**Description of the task**
Find each line with the word "speak" and copy it.

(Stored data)
»»

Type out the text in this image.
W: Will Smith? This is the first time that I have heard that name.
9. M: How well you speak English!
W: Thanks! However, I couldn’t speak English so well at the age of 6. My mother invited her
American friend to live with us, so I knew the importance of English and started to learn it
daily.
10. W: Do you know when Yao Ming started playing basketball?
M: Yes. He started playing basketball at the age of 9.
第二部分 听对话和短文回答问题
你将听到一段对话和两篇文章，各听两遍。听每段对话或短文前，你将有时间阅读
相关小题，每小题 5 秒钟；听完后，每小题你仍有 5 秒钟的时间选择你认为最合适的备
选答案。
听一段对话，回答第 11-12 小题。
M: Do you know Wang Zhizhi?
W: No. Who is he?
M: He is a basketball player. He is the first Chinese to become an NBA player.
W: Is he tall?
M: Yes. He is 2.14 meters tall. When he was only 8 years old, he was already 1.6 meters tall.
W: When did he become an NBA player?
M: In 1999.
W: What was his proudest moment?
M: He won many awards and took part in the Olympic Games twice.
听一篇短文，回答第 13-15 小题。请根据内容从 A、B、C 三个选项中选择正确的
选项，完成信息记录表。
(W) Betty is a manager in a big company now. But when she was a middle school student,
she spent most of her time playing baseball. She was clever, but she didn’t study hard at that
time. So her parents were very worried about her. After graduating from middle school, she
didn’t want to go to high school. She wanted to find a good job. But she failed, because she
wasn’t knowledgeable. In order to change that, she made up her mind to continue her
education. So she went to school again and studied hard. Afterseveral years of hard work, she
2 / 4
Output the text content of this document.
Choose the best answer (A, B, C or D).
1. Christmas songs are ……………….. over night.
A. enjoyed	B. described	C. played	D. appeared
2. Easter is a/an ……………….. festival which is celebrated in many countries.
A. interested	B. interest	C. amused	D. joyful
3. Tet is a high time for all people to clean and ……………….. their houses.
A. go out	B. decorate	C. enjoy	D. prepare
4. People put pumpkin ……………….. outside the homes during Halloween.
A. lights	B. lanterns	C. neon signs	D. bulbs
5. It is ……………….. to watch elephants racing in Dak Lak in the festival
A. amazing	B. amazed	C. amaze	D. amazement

««

**Written response**
9. M: How well you speak English!
W: Thanks! However, I couldn’t speak English so well at the age of 6. My mother invited her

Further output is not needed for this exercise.